[Source data]
[BEGIN]
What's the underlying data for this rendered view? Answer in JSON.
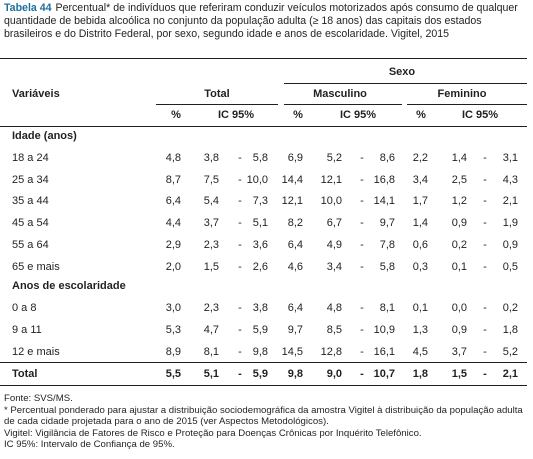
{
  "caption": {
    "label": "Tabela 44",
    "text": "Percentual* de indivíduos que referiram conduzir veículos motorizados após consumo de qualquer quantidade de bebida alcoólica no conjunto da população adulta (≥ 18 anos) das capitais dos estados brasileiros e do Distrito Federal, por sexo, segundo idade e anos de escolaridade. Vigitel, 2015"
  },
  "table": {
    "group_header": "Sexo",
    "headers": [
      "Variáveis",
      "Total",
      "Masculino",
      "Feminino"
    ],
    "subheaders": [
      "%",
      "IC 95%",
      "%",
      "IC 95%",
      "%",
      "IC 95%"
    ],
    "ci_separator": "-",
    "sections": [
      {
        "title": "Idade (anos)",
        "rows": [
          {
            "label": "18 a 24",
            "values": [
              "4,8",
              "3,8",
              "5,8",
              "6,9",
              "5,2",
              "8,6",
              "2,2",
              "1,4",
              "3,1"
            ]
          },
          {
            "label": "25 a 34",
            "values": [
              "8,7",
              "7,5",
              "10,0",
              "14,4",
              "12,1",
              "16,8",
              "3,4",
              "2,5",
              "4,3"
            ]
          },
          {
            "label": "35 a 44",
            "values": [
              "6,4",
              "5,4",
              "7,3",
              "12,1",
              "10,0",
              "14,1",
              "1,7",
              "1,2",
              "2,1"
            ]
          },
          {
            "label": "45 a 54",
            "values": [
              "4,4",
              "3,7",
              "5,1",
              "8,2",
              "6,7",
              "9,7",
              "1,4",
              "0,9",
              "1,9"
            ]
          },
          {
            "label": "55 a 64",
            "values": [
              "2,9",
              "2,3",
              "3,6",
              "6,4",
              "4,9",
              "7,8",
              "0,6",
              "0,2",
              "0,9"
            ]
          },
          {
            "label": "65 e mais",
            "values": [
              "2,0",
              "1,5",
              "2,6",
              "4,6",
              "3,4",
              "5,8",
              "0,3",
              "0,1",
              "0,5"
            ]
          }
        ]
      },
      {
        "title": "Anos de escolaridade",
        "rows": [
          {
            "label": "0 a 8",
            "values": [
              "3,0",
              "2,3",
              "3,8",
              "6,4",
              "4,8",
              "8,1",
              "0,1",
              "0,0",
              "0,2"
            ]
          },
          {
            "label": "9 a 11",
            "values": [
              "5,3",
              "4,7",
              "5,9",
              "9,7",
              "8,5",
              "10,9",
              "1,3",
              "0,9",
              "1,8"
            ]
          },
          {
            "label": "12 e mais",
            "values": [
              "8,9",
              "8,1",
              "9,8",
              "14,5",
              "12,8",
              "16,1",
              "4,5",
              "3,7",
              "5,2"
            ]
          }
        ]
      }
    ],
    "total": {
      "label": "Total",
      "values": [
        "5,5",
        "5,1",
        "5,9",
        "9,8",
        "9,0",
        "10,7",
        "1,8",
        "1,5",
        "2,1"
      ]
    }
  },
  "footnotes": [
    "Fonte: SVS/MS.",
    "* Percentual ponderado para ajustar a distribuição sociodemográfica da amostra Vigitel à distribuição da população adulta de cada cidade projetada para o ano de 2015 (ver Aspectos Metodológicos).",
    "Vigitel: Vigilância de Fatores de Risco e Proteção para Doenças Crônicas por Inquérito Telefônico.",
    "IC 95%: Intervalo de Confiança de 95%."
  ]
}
[END]
Exercise brief = Without the pictures, write out all of the material exactly.

Task solution =
What's the underlying data for this rendered view? Answer in JSON.
{
  "caption": {
    "label": "Tabela 44",
    "text": "Percentual* de indivíduos que referiram conduzir veículos motorizados após consumo de qualquer quantidade de bebida alcoólica no conjunto da população adulta (≥ 18 anos) das capitais dos estados brasileiros e do Distrito Federal, por sexo, segundo idade e anos de escolaridade. Vigitel, 2015"
  },
  "table": {
    "group_header": "Sexo",
    "headers": [
      "Variáveis",
      "Total",
      "Masculino",
      "Feminino"
    ],
    "subheaders": [
      "%",
      "IC 95%",
      "%",
      "IC 95%",
      "%",
      "IC 95%"
    ],
    "ci_separator": "-",
    "sections": [
      {
        "title": "Idade (anos)",
        "rows": [
          {
            "label": "18 a 24",
            "values": [
              "4,8",
              "3,8",
              "5,8",
              "6,9",
              "5,2",
              "8,6",
              "2,2",
              "1,4",
              "3,1"
            ]
          },
          {
            "label": "25 a 34",
            "values": [
              "8,7",
              "7,5",
              "10,0",
              "14,4",
              "12,1",
              "16,8",
              "3,4",
              "2,5",
              "4,3"
            ]
          },
          {
            "label": "35 a 44",
            "values": [
              "6,4",
              "5,4",
              "7,3",
              "12,1",
              "10,0",
              "14,1",
              "1,7",
              "1,2",
              "2,1"
            ]
          },
          {
            "label": "45 a 54",
            "values": [
              "4,4",
              "3,7",
              "5,1",
              "8,2",
              "6,7",
              "9,7",
              "1,4",
              "0,9",
              "1,9"
            ]
          },
          {
            "label": "55 a 64",
            "values": [
              "2,9",
              "2,3",
              "3,6",
              "6,4",
              "4,9",
              "7,8",
              "0,6",
              "0,2",
              "0,9"
            ]
          },
          {
            "label": "65 e mais",
            "values": [
              "2,0",
              "1,5",
              "2,6",
              "4,6",
              "3,4",
              "5,8",
              "0,3",
              "0,1",
              "0,5"
            ]
          }
        ]
      },
      {
        "title": "Anos de escolaridade",
        "rows": [
          {
            "label": "0 a 8",
            "values": [
              "3,0",
              "2,3",
              "3,8",
              "6,4",
              "4,8",
              "8,1",
              "0,1",
              "0,0",
              "0,2"
            ]
          },
          {
            "label": "9 a 11",
            "values": [
              "5,3",
              "4,7",
              "5,9",
              "9,7",
              "8,5",
              "10,9",
              "1,3",
              "0,9",
              "1,8"
            ]
          },
          {
            "label": "12 e mais",
            "values": [
              "8,9",
              "8,1",
              "9,8",
              "14,5",
              "12,8",
              "16,1",
              "4,5",
              "3,7",
              "5,2"
            ]
          }
        ]
      }
    ],
    "total": {
      "label": "Total",
      "values": [
        "5,5",
        "5,1",
        "5,9",
        "9,8",
        "9,0",
        "10,7",
        "1,8",
        "1,5",
        "2,1"
      ]
    }
  },
  "footnotes": [
    "Fonte: SVS/MS.",
    "* Percentual ponderado para ajustar a distribuição sociodemográfica da amostra Vigitel à distribuição da população adulta de cada cidade projetada para o ano de 2015 (ver Aspectos Metodológicos).",
    "Vigitel: Vigilância de Fatores de Risco e Proteção para Doenças Crônicas por Inquérito Telefônico.",
    "IC 95%: Intervalo de Confiança de 95%."
  ]
}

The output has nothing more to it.